'''
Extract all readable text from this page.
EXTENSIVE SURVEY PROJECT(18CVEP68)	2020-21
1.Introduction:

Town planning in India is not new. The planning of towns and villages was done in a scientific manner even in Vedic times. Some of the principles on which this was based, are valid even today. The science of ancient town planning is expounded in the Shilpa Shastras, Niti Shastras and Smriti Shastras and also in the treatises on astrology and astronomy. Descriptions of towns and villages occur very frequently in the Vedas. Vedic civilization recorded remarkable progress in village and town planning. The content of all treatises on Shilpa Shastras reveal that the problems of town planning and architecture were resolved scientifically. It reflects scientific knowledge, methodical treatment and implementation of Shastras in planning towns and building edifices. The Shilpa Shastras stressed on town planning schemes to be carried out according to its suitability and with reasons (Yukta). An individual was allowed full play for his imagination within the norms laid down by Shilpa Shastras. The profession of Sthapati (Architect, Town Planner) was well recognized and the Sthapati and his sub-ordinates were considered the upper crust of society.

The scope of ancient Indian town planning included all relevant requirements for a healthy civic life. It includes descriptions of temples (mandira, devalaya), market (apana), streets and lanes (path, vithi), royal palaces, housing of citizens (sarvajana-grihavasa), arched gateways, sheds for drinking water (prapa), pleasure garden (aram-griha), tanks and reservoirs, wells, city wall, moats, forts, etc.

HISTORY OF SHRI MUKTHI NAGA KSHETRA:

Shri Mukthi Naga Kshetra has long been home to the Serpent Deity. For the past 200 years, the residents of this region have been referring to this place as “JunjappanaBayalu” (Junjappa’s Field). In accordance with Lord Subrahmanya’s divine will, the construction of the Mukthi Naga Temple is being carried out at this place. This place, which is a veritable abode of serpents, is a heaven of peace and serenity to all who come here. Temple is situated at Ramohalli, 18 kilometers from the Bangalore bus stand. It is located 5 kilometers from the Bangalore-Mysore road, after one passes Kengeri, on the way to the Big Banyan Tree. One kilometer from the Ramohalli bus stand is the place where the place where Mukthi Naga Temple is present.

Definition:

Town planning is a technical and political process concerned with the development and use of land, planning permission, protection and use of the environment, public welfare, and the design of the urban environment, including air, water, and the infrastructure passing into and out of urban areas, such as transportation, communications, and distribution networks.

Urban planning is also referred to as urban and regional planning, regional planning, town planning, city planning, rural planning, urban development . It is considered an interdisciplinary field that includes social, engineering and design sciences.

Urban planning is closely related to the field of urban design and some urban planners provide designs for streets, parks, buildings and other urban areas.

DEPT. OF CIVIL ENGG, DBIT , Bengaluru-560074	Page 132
'''
Written problem
Pick every line with "development" in it and copy it.

Result of this exercise
Town planning is a technical and political process concerned with the development and use of land, planning permission, protection and use of the environment, public welfare, and the design of the urban environment, including air, water, and the infrastructure passing into and out of urban areas, such as transportation, communications, and distribution networks.
Urban planning is also referred to as urban and regional planning, regional planning, town planning, city planning, rural planning, urban development . It is considered an interdisciplinary field that includes social, engineering and design sciences.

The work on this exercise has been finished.